* BEGIN SOURCE DATA *

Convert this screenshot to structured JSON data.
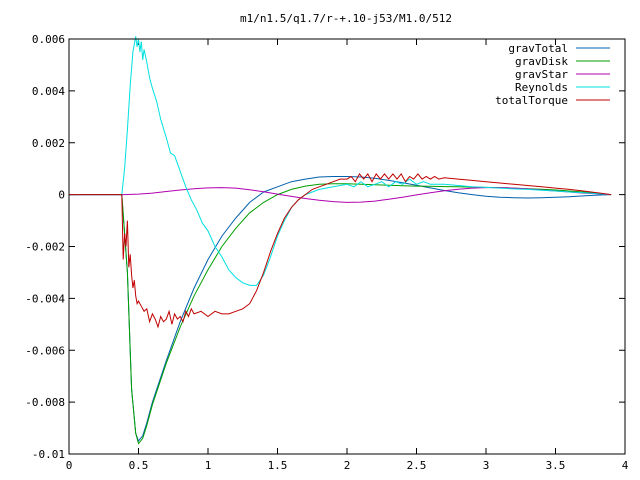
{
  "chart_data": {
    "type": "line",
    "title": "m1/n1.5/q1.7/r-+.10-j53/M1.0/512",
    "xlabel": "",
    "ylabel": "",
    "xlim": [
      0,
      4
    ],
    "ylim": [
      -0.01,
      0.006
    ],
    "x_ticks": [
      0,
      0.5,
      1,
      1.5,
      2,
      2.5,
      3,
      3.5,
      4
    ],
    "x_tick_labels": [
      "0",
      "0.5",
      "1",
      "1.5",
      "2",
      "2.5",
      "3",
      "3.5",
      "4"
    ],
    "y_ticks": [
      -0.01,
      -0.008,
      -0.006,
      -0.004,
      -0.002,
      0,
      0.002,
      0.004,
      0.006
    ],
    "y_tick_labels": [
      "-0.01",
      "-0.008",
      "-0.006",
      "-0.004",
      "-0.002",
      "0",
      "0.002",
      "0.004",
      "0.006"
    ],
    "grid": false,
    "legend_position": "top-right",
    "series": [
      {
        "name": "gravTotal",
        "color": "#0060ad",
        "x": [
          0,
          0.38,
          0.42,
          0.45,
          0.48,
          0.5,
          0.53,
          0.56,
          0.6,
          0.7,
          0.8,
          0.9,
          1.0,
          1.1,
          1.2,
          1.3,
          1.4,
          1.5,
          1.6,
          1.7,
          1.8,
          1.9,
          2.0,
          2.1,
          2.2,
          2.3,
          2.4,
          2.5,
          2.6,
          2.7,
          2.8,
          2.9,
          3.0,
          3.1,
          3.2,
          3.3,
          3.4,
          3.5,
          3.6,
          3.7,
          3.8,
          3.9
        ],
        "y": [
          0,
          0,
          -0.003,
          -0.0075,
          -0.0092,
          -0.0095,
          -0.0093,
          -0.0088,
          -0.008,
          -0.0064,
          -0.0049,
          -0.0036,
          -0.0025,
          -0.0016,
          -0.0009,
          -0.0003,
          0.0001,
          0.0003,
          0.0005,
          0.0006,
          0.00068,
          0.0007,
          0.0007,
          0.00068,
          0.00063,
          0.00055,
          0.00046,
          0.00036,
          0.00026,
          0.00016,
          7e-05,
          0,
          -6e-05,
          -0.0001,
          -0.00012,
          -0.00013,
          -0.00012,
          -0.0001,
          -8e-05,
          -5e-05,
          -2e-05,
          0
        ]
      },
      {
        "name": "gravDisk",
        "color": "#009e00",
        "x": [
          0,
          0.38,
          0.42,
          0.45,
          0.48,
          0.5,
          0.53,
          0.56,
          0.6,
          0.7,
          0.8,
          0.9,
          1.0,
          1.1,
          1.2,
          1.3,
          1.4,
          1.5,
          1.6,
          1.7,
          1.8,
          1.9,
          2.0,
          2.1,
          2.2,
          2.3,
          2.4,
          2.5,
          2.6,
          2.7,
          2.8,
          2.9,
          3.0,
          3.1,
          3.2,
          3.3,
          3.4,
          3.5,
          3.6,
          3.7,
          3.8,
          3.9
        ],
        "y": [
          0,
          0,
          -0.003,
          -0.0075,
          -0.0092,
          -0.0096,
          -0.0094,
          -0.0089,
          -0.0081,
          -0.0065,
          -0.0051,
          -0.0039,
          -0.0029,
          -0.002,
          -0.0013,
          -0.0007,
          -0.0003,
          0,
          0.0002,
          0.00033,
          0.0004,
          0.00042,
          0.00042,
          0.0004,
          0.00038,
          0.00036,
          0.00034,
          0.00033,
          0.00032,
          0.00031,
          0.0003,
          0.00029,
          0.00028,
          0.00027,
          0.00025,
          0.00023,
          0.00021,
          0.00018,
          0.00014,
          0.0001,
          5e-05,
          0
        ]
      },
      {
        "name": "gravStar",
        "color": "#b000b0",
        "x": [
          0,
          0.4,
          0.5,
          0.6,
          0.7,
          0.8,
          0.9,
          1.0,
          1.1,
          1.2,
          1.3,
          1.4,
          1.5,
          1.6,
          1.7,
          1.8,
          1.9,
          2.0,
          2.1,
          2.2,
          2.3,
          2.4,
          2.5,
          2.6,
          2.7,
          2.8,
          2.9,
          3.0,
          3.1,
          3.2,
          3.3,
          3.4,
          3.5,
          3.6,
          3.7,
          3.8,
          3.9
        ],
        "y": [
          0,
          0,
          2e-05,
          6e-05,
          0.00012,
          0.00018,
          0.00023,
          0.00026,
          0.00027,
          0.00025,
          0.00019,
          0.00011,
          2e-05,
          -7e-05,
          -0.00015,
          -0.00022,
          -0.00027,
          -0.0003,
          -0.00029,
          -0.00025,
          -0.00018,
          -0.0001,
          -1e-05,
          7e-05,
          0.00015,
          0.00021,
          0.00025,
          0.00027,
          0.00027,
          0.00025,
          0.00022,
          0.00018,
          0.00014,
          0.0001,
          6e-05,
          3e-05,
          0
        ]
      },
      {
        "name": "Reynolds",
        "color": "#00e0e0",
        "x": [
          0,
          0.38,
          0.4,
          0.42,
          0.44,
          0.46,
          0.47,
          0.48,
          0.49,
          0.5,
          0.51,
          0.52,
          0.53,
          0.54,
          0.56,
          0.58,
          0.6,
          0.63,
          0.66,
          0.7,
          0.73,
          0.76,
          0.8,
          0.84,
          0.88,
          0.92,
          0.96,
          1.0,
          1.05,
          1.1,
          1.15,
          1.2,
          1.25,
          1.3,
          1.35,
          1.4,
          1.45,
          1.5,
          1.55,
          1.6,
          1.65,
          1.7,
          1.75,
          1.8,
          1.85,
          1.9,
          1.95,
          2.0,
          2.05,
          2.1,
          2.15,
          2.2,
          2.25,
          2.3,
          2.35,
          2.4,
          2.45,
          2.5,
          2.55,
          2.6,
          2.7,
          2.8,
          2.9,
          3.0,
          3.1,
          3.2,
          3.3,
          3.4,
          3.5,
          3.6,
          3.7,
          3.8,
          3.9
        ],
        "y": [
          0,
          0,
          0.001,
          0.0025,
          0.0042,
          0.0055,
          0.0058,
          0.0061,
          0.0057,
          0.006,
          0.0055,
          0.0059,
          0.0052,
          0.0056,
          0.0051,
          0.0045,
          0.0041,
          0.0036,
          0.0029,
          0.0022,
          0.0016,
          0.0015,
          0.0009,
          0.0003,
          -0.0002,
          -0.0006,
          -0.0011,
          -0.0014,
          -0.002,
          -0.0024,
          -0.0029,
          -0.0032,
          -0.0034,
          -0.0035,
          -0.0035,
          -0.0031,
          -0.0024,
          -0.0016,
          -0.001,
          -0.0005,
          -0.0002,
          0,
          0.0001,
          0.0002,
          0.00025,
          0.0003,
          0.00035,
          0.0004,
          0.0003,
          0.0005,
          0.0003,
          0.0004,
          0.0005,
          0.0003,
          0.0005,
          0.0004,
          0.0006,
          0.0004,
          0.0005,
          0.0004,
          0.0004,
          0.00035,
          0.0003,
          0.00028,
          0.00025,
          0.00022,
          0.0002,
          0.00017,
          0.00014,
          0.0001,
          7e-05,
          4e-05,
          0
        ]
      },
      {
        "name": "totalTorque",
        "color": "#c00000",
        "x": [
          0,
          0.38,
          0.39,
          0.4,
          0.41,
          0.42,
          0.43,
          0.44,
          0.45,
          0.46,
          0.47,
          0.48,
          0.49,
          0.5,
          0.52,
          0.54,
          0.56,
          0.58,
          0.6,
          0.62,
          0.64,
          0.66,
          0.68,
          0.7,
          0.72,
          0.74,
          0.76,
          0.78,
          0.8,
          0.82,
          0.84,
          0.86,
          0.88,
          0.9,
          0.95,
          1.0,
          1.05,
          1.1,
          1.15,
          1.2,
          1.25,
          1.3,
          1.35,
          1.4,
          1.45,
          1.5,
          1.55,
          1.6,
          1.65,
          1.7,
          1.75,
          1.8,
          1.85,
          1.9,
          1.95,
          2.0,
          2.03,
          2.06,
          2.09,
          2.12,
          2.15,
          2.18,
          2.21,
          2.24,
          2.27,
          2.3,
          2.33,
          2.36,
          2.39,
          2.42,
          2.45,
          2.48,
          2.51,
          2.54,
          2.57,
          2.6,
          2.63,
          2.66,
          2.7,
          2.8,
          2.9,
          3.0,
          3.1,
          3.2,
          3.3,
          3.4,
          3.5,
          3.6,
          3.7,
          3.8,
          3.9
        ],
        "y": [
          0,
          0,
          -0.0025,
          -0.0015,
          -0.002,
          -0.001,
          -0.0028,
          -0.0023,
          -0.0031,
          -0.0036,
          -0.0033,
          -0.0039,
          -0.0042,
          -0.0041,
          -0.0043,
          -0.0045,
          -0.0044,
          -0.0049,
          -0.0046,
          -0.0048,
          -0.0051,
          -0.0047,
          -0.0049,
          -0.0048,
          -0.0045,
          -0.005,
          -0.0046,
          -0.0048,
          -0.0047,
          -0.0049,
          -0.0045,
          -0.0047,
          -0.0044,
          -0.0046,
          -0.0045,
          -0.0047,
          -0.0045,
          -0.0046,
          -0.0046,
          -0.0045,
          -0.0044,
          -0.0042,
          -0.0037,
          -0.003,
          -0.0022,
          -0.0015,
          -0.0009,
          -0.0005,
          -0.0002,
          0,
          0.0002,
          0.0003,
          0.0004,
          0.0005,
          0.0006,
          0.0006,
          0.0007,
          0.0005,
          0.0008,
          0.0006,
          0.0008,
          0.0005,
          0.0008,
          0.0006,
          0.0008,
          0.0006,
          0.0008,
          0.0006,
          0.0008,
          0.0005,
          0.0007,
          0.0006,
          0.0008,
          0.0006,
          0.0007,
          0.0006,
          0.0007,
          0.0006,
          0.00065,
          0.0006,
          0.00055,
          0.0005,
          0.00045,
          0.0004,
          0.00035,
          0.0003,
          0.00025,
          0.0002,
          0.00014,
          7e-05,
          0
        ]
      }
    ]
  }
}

* END SOURCE DATA *

EXERCISE TASK
Extract all lines from the material above that include the word "color".

WRITTEN ANSWER
        "color": "#0060ad",
        "color": "#009e00",
        "color": "#b000b0",
        "color": "#00e0e0",
        "color": "#c00000",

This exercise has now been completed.